A review by brice_mo
Good Dress by Brittany Rogers

4.0

Thanks to NetGalley and Tin House Press for the ARC!

Brittany Rogers’s Good Dress is a wonderful debut collection, sustained by the feeling of end-of-summer reflection—those final days where one is uncertain whether the sun will sweeten or sour memory.

There’s a lot to admire here, particularly because Rogers covers so much thematic ground without the book ever feeling unfocused. Broadly speaking, each of the themes touch on a coming-of-age experience, but they coalesce because the writing seems so rightfully self-assured. We see nostalgia without cliché, and it’s immensely satisfying to follow a speaker who is in the pocket, simultaneously feeling herself while grieving what it took to get to that point.

Poems often live or die based on their turns, and Rogers maintains such enigmatic precision in how she does so, both stylistically and thematically. She clearly has a well-honed skill and a gift, and it feels almost mysterious to watch her pull so many disparate elements into conversation. She dances between archaic forms and register and hip-hop-tinged looseness, and she pivots effortlessly between sensorial descriptions of food and existential abstractions. These are poems that make you want to eat at a cookout before suddenly satiating that hunger with symbolic meaning.

I suspect different readers will gravitate toward different parts of the book, but I love the poems that wrestle with the distance between a public, documented self and a private self. Through repeated interludes from the Detroit Public Library—like an explanation of debt—or therapy-related documentation like “Intake Form,” the speaker presses against the constraints of “official” language, often allowing readers to see the space between a factual explanation and a truthful explanation. To me, these poems encapsulate the book's core.

Good Dress is so thoughtful about the ways society tries to simplify Black women, and Rogers offer the counterpoint of complexity at every turn.

#### [Data provided]
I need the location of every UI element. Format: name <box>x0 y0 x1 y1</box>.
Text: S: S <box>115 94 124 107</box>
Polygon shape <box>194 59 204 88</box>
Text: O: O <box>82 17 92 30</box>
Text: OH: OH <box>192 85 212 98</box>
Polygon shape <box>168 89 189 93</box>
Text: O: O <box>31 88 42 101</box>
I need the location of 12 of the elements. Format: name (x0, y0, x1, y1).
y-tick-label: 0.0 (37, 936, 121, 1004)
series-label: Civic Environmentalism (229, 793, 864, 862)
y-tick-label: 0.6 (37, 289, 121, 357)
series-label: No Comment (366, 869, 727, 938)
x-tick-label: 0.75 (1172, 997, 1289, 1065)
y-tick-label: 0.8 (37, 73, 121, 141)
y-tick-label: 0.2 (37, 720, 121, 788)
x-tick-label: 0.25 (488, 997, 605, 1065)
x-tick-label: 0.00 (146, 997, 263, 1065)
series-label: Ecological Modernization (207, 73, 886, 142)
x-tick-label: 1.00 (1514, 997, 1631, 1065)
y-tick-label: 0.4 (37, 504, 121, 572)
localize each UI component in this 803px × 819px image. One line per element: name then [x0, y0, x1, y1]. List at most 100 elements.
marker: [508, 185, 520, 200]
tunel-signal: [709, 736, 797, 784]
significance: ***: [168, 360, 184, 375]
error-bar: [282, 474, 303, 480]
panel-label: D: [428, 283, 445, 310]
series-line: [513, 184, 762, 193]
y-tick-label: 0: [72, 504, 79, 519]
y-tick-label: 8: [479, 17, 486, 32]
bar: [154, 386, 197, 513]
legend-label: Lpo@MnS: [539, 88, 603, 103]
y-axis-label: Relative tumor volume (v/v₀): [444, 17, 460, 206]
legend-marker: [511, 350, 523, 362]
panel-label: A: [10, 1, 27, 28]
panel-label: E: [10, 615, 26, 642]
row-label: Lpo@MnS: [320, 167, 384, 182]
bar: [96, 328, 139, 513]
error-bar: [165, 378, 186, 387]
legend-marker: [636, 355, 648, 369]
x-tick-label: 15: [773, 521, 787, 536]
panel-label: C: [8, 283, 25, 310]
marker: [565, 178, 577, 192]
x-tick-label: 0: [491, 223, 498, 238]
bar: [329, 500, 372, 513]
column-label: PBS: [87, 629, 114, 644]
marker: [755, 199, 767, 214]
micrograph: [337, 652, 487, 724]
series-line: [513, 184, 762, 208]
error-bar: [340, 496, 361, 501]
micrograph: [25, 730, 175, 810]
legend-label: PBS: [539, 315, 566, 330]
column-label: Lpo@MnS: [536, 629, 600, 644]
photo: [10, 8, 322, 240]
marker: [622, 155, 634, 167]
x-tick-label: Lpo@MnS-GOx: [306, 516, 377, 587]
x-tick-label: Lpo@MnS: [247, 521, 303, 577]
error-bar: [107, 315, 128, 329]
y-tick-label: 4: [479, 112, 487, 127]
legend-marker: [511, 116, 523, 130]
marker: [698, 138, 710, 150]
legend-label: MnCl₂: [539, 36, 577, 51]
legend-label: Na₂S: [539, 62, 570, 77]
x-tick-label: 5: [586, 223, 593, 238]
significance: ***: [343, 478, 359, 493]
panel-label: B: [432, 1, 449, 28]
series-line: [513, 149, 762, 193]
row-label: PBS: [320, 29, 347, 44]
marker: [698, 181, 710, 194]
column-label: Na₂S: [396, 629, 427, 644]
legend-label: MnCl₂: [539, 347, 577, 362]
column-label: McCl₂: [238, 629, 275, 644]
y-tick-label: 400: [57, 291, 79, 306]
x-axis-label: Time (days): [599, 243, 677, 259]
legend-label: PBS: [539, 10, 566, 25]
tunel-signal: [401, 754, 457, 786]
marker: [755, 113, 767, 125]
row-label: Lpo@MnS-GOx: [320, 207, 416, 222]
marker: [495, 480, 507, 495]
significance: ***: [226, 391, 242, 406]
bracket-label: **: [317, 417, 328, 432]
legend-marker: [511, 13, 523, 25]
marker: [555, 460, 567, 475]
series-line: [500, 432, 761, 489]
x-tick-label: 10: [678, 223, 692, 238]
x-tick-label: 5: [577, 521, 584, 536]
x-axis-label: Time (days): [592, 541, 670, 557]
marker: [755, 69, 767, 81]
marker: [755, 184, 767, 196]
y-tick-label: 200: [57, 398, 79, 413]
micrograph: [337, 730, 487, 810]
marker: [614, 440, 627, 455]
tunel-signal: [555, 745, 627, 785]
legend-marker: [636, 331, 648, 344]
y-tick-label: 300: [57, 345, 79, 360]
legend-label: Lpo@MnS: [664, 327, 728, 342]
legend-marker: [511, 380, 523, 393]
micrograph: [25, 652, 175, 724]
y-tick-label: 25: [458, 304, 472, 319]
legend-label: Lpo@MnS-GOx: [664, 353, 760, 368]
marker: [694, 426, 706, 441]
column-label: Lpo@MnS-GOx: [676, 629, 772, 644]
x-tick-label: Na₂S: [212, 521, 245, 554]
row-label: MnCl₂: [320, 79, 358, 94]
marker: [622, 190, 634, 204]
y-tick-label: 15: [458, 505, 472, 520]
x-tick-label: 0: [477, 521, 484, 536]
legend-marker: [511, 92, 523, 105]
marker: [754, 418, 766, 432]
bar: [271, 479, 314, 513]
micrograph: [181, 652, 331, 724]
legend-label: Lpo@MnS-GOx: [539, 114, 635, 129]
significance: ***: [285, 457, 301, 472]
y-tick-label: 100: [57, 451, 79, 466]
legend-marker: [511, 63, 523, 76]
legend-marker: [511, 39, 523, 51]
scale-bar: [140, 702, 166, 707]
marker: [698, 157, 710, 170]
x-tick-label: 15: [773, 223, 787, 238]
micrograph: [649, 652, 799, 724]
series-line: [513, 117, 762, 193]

#### [Task prompt]
Answer these questions using the review of *Good Dress*.
(a) What rating does the reviewer give the book?
(b) Which two parties does the reviewer thank for the ARC?
(c) The repeated interludes in the book come from which library?

#### [Result of the exercise]
(a) 4.0
(b) NetGalley and Tin House Press
(c) The Detroit Public Library